Dataset records
* begin *

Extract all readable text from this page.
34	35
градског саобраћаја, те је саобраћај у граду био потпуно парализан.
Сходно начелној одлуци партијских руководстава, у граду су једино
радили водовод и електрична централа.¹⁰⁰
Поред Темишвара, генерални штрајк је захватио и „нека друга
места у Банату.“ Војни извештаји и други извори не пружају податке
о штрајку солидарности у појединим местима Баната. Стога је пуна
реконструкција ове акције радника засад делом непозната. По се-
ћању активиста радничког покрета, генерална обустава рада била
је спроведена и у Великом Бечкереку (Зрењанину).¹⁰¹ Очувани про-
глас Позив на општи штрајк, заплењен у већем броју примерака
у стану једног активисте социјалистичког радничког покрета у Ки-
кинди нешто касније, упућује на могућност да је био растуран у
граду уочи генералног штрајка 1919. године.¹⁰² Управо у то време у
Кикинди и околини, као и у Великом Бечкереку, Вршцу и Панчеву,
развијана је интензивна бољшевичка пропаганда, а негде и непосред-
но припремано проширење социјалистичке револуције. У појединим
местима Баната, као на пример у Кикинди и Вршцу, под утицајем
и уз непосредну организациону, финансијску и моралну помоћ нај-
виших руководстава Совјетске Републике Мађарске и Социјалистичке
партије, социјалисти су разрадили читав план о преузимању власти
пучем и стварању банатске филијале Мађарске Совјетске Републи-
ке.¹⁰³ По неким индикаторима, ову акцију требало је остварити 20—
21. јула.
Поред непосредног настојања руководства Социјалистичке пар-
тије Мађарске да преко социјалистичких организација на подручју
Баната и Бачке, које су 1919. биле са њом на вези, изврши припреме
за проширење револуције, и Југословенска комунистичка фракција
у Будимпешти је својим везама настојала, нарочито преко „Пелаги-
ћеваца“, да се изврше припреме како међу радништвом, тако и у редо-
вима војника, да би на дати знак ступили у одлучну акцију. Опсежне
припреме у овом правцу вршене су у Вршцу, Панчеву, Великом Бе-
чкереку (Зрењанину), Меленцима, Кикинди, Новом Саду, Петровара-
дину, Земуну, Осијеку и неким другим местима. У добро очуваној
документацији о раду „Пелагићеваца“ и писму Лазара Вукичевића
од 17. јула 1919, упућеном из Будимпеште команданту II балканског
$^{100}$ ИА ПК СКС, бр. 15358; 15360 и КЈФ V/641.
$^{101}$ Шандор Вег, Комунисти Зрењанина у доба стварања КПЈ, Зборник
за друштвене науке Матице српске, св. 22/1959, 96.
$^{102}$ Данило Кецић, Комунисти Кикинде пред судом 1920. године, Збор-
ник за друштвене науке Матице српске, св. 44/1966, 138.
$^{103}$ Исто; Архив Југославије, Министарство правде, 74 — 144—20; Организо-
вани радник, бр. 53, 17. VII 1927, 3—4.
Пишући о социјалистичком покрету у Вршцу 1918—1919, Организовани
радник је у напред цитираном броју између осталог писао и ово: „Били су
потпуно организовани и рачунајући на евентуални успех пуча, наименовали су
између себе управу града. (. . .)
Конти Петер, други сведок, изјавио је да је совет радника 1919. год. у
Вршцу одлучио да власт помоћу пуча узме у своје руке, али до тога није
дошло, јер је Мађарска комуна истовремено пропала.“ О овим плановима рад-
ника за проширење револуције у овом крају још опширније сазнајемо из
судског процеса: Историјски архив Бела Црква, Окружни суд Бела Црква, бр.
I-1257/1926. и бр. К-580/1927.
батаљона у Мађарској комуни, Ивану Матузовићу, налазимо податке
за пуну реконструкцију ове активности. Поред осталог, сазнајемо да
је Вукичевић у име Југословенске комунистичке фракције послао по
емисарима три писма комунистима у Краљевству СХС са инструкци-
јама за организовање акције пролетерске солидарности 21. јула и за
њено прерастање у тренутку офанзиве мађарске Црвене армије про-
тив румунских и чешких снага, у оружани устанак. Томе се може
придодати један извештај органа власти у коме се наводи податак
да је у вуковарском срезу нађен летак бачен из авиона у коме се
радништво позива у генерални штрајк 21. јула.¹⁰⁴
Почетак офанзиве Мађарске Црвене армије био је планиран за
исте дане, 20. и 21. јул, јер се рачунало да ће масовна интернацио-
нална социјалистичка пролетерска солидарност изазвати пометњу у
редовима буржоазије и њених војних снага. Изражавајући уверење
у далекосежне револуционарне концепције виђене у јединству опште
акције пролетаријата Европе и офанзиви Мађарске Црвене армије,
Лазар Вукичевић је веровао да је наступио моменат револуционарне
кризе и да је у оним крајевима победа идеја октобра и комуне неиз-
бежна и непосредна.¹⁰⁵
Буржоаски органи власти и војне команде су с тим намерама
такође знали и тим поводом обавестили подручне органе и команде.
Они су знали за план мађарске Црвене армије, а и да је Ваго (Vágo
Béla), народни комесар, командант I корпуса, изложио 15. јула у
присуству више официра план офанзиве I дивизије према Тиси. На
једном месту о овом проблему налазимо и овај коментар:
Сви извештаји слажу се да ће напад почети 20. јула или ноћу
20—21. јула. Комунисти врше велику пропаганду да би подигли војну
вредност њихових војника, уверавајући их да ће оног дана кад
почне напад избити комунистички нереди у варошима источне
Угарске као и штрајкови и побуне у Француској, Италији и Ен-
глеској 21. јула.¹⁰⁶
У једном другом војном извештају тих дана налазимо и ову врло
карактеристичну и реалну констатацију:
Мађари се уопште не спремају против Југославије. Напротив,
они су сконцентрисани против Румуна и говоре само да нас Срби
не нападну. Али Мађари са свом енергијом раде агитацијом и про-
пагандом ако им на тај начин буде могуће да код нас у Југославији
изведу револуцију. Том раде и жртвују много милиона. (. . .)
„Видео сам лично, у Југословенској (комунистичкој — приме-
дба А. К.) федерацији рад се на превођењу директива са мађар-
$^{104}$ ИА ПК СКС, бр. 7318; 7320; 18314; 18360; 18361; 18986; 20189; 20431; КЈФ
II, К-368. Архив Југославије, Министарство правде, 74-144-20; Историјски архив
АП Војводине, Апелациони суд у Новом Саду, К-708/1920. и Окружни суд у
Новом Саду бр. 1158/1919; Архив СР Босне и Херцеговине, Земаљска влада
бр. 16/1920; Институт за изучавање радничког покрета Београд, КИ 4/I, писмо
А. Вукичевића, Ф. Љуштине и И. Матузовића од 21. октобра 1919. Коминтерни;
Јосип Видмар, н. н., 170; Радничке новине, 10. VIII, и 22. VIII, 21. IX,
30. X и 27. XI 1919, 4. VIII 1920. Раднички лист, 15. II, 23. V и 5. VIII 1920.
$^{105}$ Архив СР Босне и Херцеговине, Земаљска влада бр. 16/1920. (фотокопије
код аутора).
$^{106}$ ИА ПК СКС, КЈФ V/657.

* end *

**To be done**: All of the entries need to be reproduced exactly; please write them out.

**Written response**:
Extract all readable text from this page.
34	35
градског саобраћаја, те је саобраћај у граду био потпуно парализан.
Сходно начелној одлуци партијских руководстава, у граду су једино
радили водовод и електрична централа.¹⁰⁰
Поред Темишвара, генерални штрајк је захватио и „нека друга
места у Банату.“ Војни извештаји и други извори не пружају податке
о штрајку солидарности у појединим местима Баната. Стога је пуна
реконструкција ове акције радника засад делом непозната. По се-
ћању активиста радничког покрета, генерална обустава рада била
је спроведена и у Великом Бечкереку (Зрењанину).¹⁰¹ Очувани про-
глас Позив на општи штрајк, заплењен у већем броју примерака
у стану једног активисте социјалистичког радничког покрета у Ки-
кинди нешто касније, упућује на могућност да је био растуран у
граду уочи генералног штрајка 1919. године.¹⁰² Управо у то време у
Кикинди и околини, као и у Великом Бечкереку, Вршцу и Панчеву,
развијана је интензивна бољшевичка пропаганда, а негде и непосред-
но припремано проширење социјалистичке револуције. У појединим
местима Баната, као на пример у Кикинди и Вршцу, под утицајем
и уз непосредну организациону, финансијску и моралну помоћ нај-
виших руководстава Совјетске Републике Мађарске и Социјалистичке
партије, социјалисти су разрадили читав план о преузимању власти
пучем и стварању банатске филијале Мађарске Совјетске Републи-
ке.¹⁰³ По неким индикаторима, ову акцију требало је остварити 20—
21. јула.
Поред непосредног настојања руководства Социјалистичке пар-
тије Мађарске да преко социјалистичких организација на подручју
Баната и Бачке, које су 1919. биле са њом на вези, изврши припреме
за проширење револуције, и Југословенска комунистичка фракција
у Будимпешти је својим везама настојала, нарочито преко „Пелаги-
ћеваца“, да се изврше припреме како међу радништвом, тако и у редо-
вима војника, да би на дати знак ступили у одлучну акцију. Опсежне
припреме у овом правцу вршене су у Вршцу, Панчеву, Великом Бе-
чкереку (Зрењанину), Меленцима, Кикинди, Новом Саду, Петровара-
дину, Земуну, Осијеку и неким другим местима. У добро очуваној
документацији о раду „Пелагићеваца“ и писму Лазара Вукичевића
од 17. јула 1919, упућеном из Будимпеште команданту II балканског
$^{100}$ ИА ПК СКС, бр. 15358; 15360 и КЈФ V/641.
$^{101}$ Шандор Вег, Комунисти Зрењанина у доба стварања КПЈ, Зборник
за друштвене науке Матице српске, св. 22/1959, 96.
$^{102}$ Данило Кецић, Комунисти Кикинде пред судом 1920. године, Збор-
ник за друштвене науке Матице српске, св. 44/1966, 138.
$^{103}$ Исто; Архив Југославије, Министарство правде, 74 — 144—20; Организо-
вани радник, бр. 53, 17. VII 1927, 3—4.
Пишући о социјалистичком покрету у Вршцу 1918—1919, Организовани
радник је у напред цитираном броју између осталог писао и ово: „Били су
потпуно организовани и рачунајући на евентуални успех пуча, наименовали су
између себе управу града. (. . .)
Конти Петер, други сведок, изјавио је да је совет радника 1919. год. у
Вршцу одлучио да власт помоћу пуча узме у своје руке, али до тога није
дошло, јер је Мађарска комуна истовремено пропала.“ О овим плановима рад-
ника за проширење револуције у овом крају још опширније сазнајемо из
судског процеса: Историјски архив Бела Црква, Окружни суд Бела Црква, бр.
I-1257/1926. и бр. К-580/1927.
батаљона у Мађарској комуни, Ивану Матузовићу, налазимо податке
за пуну реконструкцију ове активности. Поред осталог, сазнајемо да
је Вукичевић у име Југословенске комунистичке фракције послао по
емисарима три писма комунистима у Краљевству СХС са инструкци-
јама за организовање акције пролетерске солидарности 21. јула и за
њено прерастање у тренутку офанзиве мађарске Црвене армије про-
тив румунских и чешких снага, у оружани устанак. Томе се може
придодати један извештај органа власти у коме се наводи податак
да је у вуковарском срезу нађен летак бачен из авиона у коме се
радништво позива у генерални штрајк 21. јула.¹⁰⁴
Почетак офанзиве Мађарске Црвене армије био је планиран за
исте дане, 20. и 21. јул, јер се рачунало да ће масовна интернацио-
нална социјалистичка пролетерска солидарност изазвати пометњу у
редовима буржоазије и њених војних снага. Изражавајући уверење
у далекосежне револуционарне концепције виђене у јединству опште
акције пролетаријата Европе и офанзиви Мађарске Црвене армије,
Лазар Вукичевић је веровао да је наступио моменат револуционарне
кризе и да је у оним крајевима победа идеја октобра и комуне неиз-
бежна и непосредна.¹⁰⁵
Буржоаски органи власти и војне команде су с тим намерама
такође знали и тим поводом обавестили подручне органе и команде.
Они су знали за план мађарске Црвене армије, а и да је Ваго (Vágo
Béla), народни комесар, командант I корпуса, изложио 15. јула у
присуству више официра план офанзиве I дивизије према Тиси. На
једном месту о овом проблему налазимо и овај коментар:
Сви извештаји слажу се да ће напад почети 20. јула или ноћу
20—21. јула. Комунисти врше велику пропаганду да би подигли војну
вредност њихових војника, уверавајући их да ће оног дана кад
почне напад избити комунистички нереди у варошима источне
Угарске као и штрајкови и побуне у Француској, Италији и Ен-
глеској 21. јула.¹⁰⁶
У једном другом војном извештају тих дана налазимо и ову врло
карактеристичну и реалну констатацију:
Мађари се уопште не спремају против Југославије. Напротив,
они су сконцентрисани против Румуна и говоре само да нас Срби
не нападну. Али Мађари са свом енергијом раде агитацијом и про-
пагандом ако им на тај начин буде могуће да код нас у Југославији
изведу револуцију. Том раде и жртвују много милиона. (. . .)
„Видео сам лично, у Југословенској (комунистичкој — приме-
дба А. К.) федерацији рад се на превођењу директива са мађар-
$^{104}$ ИА ПК СКС, бр. 7318; 7320; 18314; 18360; 18361; 18986; 20189; 20431; КЈФ
II, К-368. Архив Југославије, Министарство правде, 74-144-20; Историјски архив
АП Војводине, Апелациони суд у Новом Саду, К-708/1920. и Окружни суд у
Новом Саду бр. 1158/1919; Архив СР Босне и Херцеговине, Земаљска влада
бр. 16/1920; Институт за изучавање радничког покрета Београд, КИ 4/I, писмо
А. Вукичевића, Ф. Љуштине и И. Матузовића од 21. октобра 1919. Коминтерни;
Јосип Видмар, н. н., 170; Радничке новине, 10. VIII, и 22. VIII, 21. IX,
30. X и 27. XI 1919, 4. VIII 1920. Раднички лист, 15. II, 23. V и 5. VIII 1920.
$^{105}$ Архив СР Босне и Херцеговине, Земаљска влада бр. 16/1920. (фотокопије
код аутора).
$^{106}$ ИА ПК СКС, КЈФ V/657.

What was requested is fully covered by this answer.